### Available records

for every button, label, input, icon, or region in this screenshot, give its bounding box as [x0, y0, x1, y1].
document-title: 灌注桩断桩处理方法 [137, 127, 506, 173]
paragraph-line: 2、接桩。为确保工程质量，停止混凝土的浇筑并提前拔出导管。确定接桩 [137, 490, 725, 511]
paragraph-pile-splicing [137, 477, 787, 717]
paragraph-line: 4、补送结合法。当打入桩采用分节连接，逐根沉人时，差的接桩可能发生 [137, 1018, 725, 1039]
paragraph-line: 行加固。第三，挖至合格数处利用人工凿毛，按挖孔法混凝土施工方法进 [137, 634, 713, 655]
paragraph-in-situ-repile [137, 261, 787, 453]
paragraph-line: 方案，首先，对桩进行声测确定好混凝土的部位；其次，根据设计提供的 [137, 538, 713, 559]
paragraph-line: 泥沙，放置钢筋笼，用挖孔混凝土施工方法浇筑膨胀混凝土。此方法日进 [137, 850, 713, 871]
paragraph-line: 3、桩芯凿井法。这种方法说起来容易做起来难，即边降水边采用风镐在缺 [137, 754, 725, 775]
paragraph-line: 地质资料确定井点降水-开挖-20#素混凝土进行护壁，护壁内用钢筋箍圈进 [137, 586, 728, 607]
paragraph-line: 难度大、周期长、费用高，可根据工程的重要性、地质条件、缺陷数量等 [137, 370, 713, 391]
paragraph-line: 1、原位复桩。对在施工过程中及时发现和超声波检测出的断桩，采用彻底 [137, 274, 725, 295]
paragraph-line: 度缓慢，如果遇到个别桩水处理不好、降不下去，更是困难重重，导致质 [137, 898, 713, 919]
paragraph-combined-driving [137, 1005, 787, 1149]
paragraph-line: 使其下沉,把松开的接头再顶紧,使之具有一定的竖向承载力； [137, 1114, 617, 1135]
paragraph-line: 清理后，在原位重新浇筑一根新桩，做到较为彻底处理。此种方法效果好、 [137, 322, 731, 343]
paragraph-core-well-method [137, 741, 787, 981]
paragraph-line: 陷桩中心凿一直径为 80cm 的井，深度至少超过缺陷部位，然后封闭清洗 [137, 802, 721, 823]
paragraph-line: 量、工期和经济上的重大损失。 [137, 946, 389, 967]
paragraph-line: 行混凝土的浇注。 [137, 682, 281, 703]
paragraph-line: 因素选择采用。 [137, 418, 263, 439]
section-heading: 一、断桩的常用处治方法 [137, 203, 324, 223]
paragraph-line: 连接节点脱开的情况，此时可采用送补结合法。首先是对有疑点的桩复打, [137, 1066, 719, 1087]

---

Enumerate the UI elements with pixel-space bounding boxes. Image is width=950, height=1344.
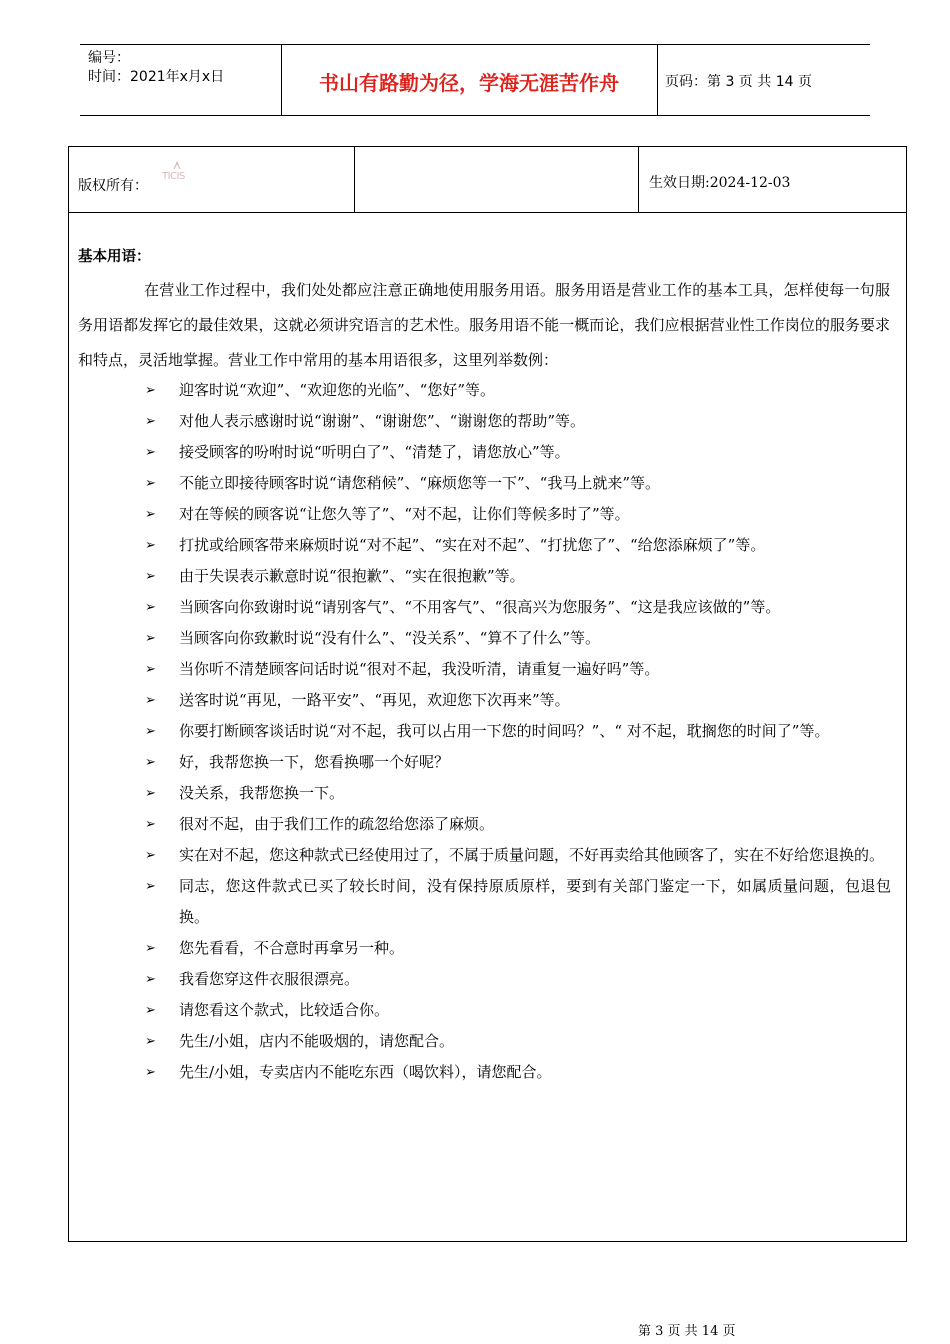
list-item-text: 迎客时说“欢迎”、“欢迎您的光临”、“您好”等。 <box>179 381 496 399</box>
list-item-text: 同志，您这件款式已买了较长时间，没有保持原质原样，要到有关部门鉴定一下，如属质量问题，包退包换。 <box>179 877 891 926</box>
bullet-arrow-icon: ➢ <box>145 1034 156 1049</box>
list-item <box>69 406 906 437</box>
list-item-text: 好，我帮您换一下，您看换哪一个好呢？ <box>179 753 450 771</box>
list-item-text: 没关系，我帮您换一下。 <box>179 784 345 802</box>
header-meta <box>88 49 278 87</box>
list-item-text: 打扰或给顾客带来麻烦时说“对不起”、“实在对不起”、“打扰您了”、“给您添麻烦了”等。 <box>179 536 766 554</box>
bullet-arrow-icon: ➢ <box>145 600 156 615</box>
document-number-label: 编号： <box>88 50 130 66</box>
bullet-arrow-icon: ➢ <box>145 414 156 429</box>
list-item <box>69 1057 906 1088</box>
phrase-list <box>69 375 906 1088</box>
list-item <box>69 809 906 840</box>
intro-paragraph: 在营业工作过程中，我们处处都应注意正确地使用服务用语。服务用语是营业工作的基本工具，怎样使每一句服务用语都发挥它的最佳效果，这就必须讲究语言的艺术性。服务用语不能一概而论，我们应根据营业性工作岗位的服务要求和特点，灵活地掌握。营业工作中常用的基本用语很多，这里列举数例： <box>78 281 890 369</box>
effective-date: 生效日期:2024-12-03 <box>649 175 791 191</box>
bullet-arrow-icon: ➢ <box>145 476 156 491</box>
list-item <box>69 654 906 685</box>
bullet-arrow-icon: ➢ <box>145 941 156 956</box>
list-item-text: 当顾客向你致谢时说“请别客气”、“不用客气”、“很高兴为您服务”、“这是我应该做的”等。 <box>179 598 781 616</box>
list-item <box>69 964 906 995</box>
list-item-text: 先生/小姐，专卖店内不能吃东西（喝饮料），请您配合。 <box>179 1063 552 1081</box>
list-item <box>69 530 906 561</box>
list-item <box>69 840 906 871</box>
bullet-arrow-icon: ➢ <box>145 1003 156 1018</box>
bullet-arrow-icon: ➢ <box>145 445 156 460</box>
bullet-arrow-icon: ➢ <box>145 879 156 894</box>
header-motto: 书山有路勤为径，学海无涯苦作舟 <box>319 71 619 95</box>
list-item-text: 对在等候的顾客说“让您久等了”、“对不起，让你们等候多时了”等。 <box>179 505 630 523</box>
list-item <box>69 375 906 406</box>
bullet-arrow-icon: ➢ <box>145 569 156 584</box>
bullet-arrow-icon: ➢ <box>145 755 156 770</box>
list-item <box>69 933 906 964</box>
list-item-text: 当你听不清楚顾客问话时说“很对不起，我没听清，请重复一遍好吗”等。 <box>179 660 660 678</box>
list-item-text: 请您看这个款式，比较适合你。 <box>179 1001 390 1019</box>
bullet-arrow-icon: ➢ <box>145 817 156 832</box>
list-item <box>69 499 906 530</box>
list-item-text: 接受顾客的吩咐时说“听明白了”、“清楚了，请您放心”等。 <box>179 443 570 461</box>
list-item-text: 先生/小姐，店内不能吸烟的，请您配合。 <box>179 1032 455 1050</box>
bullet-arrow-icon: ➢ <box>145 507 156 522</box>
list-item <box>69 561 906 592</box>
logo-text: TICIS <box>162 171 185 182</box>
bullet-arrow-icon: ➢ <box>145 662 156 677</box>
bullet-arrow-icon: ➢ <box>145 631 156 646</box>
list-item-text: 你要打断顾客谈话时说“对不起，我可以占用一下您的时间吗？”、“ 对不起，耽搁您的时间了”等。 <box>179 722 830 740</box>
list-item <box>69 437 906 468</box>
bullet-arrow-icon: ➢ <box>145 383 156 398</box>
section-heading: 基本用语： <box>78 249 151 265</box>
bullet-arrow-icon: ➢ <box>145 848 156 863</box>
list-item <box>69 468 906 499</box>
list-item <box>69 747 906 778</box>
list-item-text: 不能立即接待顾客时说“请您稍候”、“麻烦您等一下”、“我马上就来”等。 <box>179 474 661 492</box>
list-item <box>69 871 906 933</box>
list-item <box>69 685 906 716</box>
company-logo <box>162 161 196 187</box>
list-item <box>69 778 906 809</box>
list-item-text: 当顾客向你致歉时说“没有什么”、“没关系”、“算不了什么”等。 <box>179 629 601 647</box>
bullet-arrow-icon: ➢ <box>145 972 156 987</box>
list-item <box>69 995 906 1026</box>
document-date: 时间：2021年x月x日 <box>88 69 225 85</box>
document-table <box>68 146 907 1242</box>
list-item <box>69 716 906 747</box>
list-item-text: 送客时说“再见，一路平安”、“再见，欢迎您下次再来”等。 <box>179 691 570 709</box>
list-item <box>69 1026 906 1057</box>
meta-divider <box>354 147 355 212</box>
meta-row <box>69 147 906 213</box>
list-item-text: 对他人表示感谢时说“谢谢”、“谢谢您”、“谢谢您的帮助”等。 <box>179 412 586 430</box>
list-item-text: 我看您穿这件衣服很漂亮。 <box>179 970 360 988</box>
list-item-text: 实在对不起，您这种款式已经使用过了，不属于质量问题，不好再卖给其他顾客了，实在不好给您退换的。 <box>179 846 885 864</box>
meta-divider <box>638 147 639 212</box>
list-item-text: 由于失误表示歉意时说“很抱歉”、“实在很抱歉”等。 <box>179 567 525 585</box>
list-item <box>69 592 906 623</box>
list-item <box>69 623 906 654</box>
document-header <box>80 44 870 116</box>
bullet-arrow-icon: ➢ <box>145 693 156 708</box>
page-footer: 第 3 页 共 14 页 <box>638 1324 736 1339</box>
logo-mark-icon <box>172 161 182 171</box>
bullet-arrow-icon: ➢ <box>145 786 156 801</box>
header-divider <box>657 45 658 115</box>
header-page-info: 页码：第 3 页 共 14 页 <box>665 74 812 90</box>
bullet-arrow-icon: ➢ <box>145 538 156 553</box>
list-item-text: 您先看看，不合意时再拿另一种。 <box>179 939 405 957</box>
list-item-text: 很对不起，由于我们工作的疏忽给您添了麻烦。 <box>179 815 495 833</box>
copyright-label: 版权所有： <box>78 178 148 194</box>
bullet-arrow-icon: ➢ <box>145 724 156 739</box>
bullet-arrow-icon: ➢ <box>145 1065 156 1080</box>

### Problem requirements
Copy verbatim the records starting at the line containing "381 496 399</box>" and ending at the line containing "list-item <box>69 654 906 685</box>", both lines included.

### Written reply
list-item-text: 迎客时说“欢迎”、“欢迎您的光临”、“您好”等。 <box>179 381 496 399</box>
list-item-text: 同志，您这件款式已买了较长时间，没有保持原质原样，要到有关部门鉴定一下，如属质量问题，包退包换。 <box>179 877 891 926</box>
bullet-arrow-icon: ➢ <box>145 1034 156 1049</box>
list-item <box>69 406 906 437</box>
list-item-text: 好，我帮您换一下，您看换哪一个好呢？ <box>179 753 450 771</box>
list-item-text: 没关系，我帮您换一下。 <box>179 784 345 802</box>
header-meta <box>88 49 278 87</box>
list-item-text: 打扰或给顾客带来麻烦时说“对不起”、“实在对不起”、“打扰您了”、“给您添麻烦了”等。 <box>179 536 766 554</box>
bullet-arrow-icon: ➢ <box>145 600 156 615</box>
document-number-label: 编号： <box>88 50 130 66</box>
bullet-arrow-icon: ➢ <box>145 414 156 429</box>
list-item <box>69 1057 906 1088</box>
phrase-list <box>69 375 906 1088</box>
list-item <box>69 809 906 840</box>
intro-paragraph: 在营业工作过程中，我们处处都应注意正确地使用服务用语。服务用语是营业工作的基本工具，怎样使每一句服务用语都发挥它的最佳效果，这就必须讲究语言的艺术性。服务用语不能一概而论，我们应根据营业性工作岗位的服务要求和特点，灵活地掌握。营业工作中常用的基本用语很多，这里列举数例： <box>78 281 890 369</box>
effective-date: 生效日期:2024-12-03 <box>649 175 791 191</box>
bullet-arrow-icon: ➢ <box>145 476 156 491</box>
list-item <box>69 654 906 685</box>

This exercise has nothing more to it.